● **Records provided**
********************

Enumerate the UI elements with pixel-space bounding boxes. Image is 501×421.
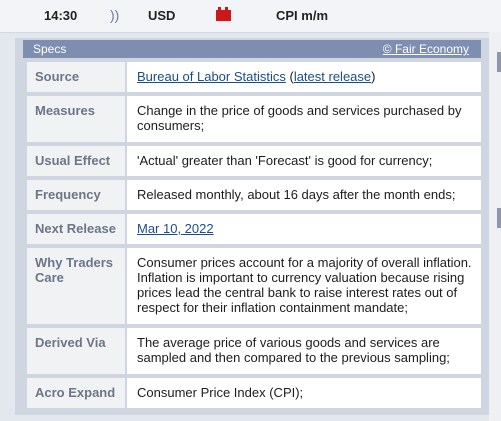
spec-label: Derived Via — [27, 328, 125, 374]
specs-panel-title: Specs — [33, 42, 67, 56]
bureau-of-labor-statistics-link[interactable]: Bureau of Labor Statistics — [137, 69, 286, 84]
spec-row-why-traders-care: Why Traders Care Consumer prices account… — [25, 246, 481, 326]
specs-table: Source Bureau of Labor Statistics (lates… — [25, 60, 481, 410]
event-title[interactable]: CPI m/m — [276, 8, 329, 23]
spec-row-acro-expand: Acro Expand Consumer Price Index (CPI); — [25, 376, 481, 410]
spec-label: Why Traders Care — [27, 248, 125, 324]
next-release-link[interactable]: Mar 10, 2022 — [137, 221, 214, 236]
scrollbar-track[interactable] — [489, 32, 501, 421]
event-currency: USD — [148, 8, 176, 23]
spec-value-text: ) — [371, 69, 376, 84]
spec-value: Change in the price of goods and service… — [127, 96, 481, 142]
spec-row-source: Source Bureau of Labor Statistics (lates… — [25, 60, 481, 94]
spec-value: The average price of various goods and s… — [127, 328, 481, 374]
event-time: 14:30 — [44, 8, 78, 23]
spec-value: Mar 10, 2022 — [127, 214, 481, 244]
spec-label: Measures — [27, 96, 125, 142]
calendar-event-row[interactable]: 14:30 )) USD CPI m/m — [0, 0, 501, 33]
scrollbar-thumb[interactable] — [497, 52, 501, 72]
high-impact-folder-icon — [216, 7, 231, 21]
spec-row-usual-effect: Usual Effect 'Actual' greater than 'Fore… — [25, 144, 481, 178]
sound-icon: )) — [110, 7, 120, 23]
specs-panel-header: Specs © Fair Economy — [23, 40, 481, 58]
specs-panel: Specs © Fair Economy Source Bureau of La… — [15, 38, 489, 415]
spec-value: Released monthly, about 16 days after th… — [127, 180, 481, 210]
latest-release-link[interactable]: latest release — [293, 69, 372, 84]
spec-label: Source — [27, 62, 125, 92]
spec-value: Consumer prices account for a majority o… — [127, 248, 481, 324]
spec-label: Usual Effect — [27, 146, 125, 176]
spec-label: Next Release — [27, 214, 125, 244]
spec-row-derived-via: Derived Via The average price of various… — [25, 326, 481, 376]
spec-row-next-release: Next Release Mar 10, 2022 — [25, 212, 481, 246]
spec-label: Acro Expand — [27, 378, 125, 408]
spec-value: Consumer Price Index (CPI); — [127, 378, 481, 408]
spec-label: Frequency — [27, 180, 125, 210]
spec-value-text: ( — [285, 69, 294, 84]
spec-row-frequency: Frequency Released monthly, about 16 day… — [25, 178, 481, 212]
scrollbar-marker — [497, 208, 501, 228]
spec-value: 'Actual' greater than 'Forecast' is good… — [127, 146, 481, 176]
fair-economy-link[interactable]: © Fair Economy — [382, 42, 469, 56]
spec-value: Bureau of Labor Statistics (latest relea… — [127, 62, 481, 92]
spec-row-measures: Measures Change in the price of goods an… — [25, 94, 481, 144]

********************

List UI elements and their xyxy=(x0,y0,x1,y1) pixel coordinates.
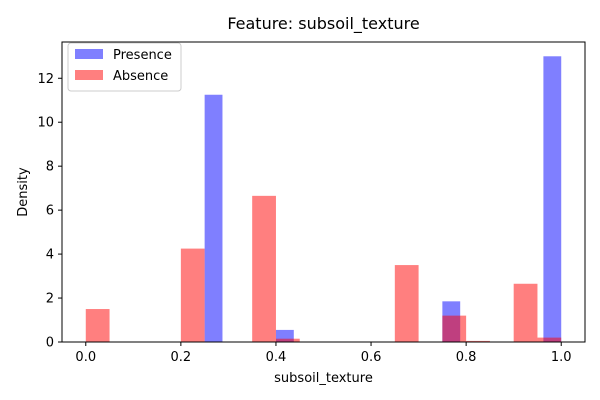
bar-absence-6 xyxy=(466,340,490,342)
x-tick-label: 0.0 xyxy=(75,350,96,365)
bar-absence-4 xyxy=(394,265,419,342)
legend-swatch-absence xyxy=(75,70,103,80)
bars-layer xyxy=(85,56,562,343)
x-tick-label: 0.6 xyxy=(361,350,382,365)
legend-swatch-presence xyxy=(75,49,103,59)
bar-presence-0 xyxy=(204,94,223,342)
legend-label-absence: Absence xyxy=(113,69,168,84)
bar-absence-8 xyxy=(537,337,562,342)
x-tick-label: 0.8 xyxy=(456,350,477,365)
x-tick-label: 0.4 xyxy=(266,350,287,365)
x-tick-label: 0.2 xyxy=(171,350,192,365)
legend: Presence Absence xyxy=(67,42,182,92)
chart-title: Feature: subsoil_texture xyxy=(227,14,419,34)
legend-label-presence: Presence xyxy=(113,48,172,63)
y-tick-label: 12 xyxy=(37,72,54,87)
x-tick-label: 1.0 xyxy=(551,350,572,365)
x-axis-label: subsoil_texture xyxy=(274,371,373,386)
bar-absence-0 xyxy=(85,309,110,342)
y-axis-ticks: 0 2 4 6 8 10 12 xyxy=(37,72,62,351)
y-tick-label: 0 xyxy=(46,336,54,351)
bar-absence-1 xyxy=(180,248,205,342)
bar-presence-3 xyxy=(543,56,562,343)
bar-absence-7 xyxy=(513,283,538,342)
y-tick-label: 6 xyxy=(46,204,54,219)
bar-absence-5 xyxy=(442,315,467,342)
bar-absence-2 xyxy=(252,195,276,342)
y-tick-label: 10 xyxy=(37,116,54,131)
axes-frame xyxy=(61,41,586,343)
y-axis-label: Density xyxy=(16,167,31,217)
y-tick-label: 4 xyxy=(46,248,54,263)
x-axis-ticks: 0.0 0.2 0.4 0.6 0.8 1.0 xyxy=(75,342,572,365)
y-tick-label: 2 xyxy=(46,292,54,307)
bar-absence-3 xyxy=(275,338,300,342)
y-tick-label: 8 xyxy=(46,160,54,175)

********************

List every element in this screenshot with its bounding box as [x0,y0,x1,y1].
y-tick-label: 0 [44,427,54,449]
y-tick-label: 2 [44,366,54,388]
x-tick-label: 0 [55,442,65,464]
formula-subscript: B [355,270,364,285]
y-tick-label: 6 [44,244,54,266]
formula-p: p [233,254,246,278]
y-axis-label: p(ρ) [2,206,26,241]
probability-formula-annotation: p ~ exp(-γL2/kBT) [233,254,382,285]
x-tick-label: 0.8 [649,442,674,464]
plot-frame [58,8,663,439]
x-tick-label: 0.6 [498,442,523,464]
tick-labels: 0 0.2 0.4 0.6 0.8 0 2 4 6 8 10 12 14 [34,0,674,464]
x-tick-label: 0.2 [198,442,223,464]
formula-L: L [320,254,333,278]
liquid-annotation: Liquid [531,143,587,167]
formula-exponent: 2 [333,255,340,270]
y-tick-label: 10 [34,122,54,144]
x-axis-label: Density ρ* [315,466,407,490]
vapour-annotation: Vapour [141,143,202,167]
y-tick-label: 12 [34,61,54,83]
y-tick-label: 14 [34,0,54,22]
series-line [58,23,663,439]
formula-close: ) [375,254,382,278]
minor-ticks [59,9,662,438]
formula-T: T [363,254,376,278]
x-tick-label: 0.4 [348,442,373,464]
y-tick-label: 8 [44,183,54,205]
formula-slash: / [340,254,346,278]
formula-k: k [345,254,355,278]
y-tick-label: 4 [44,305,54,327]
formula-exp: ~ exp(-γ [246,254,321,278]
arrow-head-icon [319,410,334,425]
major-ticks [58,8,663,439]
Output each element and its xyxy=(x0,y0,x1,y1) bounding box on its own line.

********************

● **Written instruction**
Copy out the lines between the line holding "spec-label: Derived Via — [27, 328, 125, 374]" and the line holding "spec-row-why-traders-care: Why Traders", inclusive, with nothing changed.

● **Correct output**
spec-label: Derived Via — [27, 328, 125, 374]
specs-panel-title: Specs — [33, 42, 67, 56]
bureau-of-labor-statistics-link[interactable]: Bureau of Labor Statistics — [137, 69, 286, 84]
spec-row-why-traders-care: Why Traders Care Consumer prices account… — [25, 246, 481, 326]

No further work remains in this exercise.